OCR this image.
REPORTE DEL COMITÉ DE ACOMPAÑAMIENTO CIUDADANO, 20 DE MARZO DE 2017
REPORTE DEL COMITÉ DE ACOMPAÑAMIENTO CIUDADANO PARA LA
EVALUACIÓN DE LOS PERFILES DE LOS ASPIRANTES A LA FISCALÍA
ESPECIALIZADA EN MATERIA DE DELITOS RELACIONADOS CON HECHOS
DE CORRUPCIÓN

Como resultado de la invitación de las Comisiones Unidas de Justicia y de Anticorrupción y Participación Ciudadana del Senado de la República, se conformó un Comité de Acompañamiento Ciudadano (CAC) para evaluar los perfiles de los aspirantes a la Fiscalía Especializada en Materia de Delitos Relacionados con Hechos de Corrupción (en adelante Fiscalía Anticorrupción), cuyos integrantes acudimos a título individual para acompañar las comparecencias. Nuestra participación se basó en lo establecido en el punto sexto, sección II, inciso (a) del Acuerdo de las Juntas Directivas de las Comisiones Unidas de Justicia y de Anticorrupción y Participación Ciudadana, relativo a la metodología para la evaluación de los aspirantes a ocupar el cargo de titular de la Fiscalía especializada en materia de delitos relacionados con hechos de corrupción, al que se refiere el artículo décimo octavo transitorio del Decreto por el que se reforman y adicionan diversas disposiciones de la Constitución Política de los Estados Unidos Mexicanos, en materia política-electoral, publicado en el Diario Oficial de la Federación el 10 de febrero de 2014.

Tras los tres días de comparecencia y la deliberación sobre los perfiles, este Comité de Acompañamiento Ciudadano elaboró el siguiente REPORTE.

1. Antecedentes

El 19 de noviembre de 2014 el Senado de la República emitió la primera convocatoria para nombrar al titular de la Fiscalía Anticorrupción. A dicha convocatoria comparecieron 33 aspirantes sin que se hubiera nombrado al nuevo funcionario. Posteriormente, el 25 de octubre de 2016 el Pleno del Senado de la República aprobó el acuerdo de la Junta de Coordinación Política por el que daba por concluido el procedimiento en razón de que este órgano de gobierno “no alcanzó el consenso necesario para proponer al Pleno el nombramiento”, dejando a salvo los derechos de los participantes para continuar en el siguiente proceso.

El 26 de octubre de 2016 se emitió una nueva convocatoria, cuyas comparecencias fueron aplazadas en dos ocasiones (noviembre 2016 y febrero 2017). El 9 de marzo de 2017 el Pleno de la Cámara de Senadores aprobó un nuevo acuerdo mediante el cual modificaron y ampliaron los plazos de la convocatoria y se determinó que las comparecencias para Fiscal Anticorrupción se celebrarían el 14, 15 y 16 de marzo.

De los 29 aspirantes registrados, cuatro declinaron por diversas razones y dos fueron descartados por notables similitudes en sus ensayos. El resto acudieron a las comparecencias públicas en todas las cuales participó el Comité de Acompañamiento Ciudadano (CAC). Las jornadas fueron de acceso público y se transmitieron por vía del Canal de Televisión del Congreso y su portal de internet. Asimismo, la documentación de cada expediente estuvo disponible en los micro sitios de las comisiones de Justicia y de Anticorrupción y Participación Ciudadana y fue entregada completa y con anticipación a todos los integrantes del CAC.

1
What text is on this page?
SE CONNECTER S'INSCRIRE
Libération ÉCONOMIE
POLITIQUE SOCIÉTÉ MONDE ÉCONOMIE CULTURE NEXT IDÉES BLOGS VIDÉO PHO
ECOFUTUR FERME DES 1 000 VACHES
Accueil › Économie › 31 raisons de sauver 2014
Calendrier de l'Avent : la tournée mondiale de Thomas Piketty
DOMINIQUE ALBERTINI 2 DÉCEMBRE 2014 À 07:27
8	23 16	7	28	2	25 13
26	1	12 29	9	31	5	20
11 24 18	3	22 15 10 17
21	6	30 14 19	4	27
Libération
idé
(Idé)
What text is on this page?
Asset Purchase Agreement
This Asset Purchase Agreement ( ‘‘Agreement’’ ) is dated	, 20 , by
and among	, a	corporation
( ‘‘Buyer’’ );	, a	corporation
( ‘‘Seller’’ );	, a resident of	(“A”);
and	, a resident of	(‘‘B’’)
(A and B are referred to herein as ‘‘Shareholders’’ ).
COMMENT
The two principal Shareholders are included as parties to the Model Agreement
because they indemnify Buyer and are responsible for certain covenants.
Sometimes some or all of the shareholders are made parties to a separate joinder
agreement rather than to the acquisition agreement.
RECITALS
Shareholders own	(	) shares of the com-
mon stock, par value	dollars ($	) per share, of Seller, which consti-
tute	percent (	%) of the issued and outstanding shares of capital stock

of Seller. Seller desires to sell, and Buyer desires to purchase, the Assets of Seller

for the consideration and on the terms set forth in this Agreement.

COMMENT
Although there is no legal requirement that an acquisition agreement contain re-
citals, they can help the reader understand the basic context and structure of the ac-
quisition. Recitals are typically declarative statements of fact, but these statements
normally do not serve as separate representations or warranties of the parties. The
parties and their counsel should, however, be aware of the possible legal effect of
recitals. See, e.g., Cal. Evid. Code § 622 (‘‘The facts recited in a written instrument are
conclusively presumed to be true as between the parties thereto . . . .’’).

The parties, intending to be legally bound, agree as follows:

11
● ● ● ●
Copy all of the data. Keep every word exactly as it is.

OCR this image.
REPORTE DEL COMITÉ DE ACOMPAÑAMIENTO CIUDADANO, 20 DE MARZO DE 2017
REPORTE DEL COMITÉ DE ACOMPAÑAMIENTO CIUDADANO PARA LA
EVALUACIÓN DE LOS PERFILES DE LOS ASPIRANTES A LA FISCALÍA
ESPECIALIZADA EN MATERIA DE DELITOS RELACIONADOS CON HECHOS
DE CORRUPCIÓN

Como resultado de la invitación de las Comisiones Unidas de Justicia y de Anticorrupción y Participación Ciudadana del Senado de la República, se conformó un Comité de Acompañamiento Ciudadano (CAC) para evaluar los perfiles de los aspirantes a la Fiscalía Especializada en Materia de Delitos Relacionados con Hechos de Corrupción (en adelante Fiscalía Anticorrupción), cuyos integrantes acudimos a título individual para acompañar las comparecencias. Nuestra participación se basó en lo establecido en el punto sexto, sección II, inciso (a) del Acuerdo de las Juntas Directivas de las Comisiones Unidas de Justicia y de Anticorrupción y Participación Ciudadana, relativo a la metodología para la evaluación de los aspirantes a ocupar el cargo de titular de la Fiscalía especializada en materia de delitos relacionados con hechos de corrupción, al que se refiere el artículo décimo octavo transitorio del Decreto por el que se reforman y adicionan diversas disposiciones de la Constitución Política de los Estados Unidos Mexicanos, en materia política-electoral, publicado en el Diario Oficial de la Federación el 10 de febrero de 2014.

Tras los tres días de comparecencia y la deliberación sobre los perfiles, este Comité de Acompañamiento Ciudadano elaboró el siguiente REPORTE.

1. Antecedentes

El 19 de noviembre de 2014 el Senado de la República emitió la primera convocatoria para nombrar al titular de la Fiscalía Anticorrupción. A dicha convocatoria comparecieron 33 aspirantes sin que se hubiera nombrado al nuevo funcionario. Posteriormente, el 25 de octubre de 2016 el Pleno del Senado de la República aprobó el acuerdo de la Junta de Coordinación Política por el que daba por concluido el procedimiento en razón de que este órgano de gobierno “no alcanzó el consenso necesario para proponer al Pleno el nombramiento”, dejando a salvo los derechos de los participantes para continuar en el siguiente proceso.

El 26 de octubre de 2016 se emitió una nueva convocatoria, cuyas comparecencias fueron aplazadas en dos ocasiones (noviembre 2016 y febrero 2017). El 9 de marzo de 2017 el Pleno de la Cámara de Senadores aprobó un nuevo acuerdo mediante el cual modificaron y ampliaron los plazos de la convocatoria y se determinó que las comparecencias para Fiscal Anticorrupción se celebrarían el 14, 15 y 16 de marzo.

De los 29 aspirantes registrados, cuatro declinaron por diversas razones y dos fueron descartados por notables similitudes en sus ensayos. El resto acudieron a las comparecencias públicas en todas las cuales participó el Comité de Acompañamiento Ciudadano (CAC). Las jornadas fueron de acceso público y se transmitieron por vía del Canal de Televisión del Congreso y su portal de internet. Asimismo, la documentación de cada expediente estuvo disponible en los micro sitios de las comisiones de Justicia y de Anticorrupción y Participación Ciudadana y fue entregada completa y con anticipación a todos los integrantes del CAC.

1
What text is on this page?
SE CONNECTER S'INSCRIRE
Libération ÉCONOMIE
POLITIQUE SOCIÉTÉ MONDE ÉCONOMIE CULTURE NEXT IDÉES BLOGS VIDÉO PHO
ECOFUTUR FERME DES 1 000 VACHES
Accueil › Économie › 31 raisons de sauver 2014
Calendrier de l'Avent : la tournée mondiale de Thomas Piketty
DOMINIQUE ALBERTINI 2 DÉCEMBRE 2014 À 07:27
8	23 16	7	28	2	25 13
26	1	12 29	9	31	5	20
11 24 18	3	22 15 10 17
21	6	30 14 19	4	27
Libération
idé
(Idé)
What text is on this page?
Asset Purchase Agreement
This Asset Purchase Agreement ( ‘‘Agreement’’ ) is dated	, 20 , by
and among	, a	corporation
( ‘‘Buyer’’ );	, a	corporation
( ‘‘Seller’’ );	, a resident of	(“A”);
and	, a resident of	(‘‘B’’)
(A and B are referred to herein as ‘‘Shareholders’’ ).
COMMENT
The two principal Shareholders are included as parties to the Model Agreement
because they indemnify Buyer and are responsible for certain covenants.
Sometimes some or all of the shareholders are made parties to a separate joinder
agreement rather than to the acquisition agreement.
RECITALS
Shareholders own	(	) shares of the com-
mon stock, par value	dollars ($	) per share, of Seller, which consti-
tute	percent (	%) of the issued and outstanding shares of capital stock

of Seller. Seller desires to sell, and Buyer desires to purchase, the Assets of Seller

for the consideration and on the terms set forth in this Agreement.

COMMENT
Although there is no legal requirement that an acquisition agreement contain re-
citals, they can help the reader understand the basic context and structure of the ac-
quisition. Recitals are typically declarative statements of fact, but these statements
normally do not serve as separate representations or warranties of the parties. The
parties and their counsel should, however, be aware of the possible legal effect of
recitals. See, e.g., Cal. Evid. Code § 622 (‘‘The facts recited in a written instrument are
conclusively presumed to be true as between the parties thereto . . . .’’).

The parties, intending to be legally bound, agree as follows:

11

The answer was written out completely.